> _Aim of the task_
Which lines below hold the word "members"? Report each one.

::: Records supplied

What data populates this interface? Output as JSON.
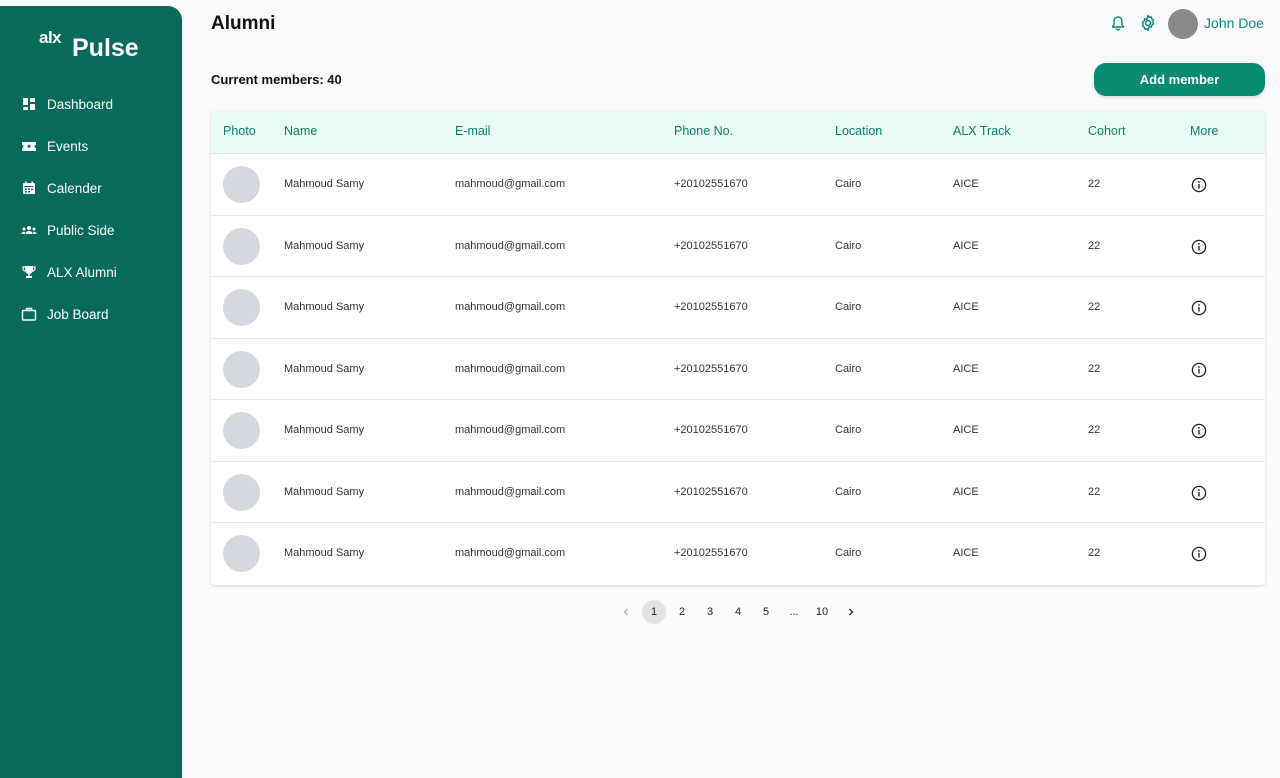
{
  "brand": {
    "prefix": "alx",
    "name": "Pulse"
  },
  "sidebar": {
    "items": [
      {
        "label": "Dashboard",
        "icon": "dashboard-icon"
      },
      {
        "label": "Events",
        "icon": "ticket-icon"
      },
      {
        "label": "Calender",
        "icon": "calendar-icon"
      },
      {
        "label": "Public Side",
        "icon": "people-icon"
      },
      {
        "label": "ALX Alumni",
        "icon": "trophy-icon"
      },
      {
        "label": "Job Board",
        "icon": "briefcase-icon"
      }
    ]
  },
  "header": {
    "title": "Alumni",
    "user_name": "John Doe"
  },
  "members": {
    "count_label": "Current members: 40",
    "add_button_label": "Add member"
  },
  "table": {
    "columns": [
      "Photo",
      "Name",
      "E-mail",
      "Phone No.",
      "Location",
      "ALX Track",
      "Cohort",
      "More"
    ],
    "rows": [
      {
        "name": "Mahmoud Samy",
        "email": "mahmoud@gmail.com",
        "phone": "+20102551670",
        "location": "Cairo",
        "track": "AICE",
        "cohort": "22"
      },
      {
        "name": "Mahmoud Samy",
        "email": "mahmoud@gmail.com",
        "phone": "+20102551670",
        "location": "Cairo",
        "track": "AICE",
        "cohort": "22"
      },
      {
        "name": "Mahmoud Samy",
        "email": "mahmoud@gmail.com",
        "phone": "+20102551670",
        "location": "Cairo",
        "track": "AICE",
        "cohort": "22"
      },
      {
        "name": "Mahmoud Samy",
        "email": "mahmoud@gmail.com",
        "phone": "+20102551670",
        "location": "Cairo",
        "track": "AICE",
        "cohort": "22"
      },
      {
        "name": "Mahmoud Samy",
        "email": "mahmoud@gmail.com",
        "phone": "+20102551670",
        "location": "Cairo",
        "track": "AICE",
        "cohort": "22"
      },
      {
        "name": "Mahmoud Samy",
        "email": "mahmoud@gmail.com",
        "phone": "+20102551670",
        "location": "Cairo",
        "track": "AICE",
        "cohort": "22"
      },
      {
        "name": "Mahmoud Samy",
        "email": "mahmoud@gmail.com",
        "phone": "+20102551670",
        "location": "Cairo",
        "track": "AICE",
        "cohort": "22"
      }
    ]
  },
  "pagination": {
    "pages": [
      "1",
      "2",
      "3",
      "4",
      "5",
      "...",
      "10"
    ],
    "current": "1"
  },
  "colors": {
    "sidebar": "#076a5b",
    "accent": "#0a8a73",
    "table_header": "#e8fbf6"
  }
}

::::::
::: Records supplied

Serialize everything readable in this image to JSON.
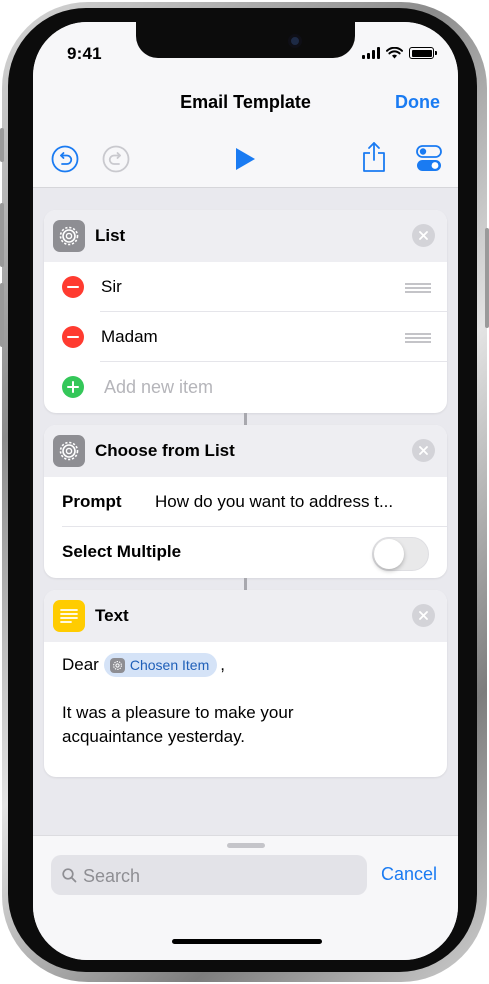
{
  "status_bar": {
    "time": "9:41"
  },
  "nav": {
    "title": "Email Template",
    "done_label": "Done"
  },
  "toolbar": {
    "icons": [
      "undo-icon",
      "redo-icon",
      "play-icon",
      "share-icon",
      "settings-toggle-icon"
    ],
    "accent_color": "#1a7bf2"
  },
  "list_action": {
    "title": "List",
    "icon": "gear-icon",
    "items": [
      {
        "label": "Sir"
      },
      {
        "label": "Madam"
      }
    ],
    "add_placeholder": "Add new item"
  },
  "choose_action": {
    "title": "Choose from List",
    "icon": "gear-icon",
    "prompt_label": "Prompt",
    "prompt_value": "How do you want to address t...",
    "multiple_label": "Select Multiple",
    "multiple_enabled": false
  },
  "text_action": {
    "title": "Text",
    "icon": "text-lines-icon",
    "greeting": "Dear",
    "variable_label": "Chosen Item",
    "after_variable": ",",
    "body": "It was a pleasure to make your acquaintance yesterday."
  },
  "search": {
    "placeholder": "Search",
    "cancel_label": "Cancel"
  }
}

::::::
::: Records supplied

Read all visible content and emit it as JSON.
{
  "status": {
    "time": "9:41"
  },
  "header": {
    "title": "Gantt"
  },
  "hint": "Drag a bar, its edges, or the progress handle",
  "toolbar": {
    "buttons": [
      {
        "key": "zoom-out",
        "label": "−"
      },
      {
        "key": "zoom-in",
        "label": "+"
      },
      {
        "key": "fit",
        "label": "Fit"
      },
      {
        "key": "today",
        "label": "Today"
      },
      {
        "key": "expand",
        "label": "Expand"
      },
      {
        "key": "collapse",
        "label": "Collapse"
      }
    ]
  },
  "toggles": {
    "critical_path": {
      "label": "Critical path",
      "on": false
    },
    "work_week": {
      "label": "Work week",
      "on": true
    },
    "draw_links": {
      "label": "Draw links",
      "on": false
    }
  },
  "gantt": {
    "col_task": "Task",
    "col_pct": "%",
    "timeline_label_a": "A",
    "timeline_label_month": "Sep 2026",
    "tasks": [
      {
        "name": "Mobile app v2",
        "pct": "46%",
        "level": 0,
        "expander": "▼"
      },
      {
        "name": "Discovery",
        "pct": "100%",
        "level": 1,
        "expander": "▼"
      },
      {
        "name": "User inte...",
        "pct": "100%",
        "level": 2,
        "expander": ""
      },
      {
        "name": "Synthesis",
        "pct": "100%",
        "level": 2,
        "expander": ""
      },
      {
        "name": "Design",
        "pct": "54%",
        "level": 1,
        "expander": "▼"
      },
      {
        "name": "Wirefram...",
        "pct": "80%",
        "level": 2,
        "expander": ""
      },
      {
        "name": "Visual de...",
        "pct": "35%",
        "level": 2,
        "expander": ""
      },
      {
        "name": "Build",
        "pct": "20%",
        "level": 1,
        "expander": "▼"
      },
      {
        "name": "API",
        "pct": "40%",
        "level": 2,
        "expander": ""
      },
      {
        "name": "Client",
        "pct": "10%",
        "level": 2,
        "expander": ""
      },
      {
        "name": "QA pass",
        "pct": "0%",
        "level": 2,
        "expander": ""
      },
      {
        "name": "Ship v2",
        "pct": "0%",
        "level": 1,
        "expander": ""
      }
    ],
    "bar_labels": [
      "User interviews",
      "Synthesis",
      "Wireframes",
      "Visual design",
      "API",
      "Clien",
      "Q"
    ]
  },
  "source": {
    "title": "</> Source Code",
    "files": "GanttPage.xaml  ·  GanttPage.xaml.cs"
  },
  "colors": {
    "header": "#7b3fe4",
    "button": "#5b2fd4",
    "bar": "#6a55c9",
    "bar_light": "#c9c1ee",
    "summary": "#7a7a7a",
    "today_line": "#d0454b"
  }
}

::::::

> _Final answer_
  "members": {
    "count_label": "Current members: 40",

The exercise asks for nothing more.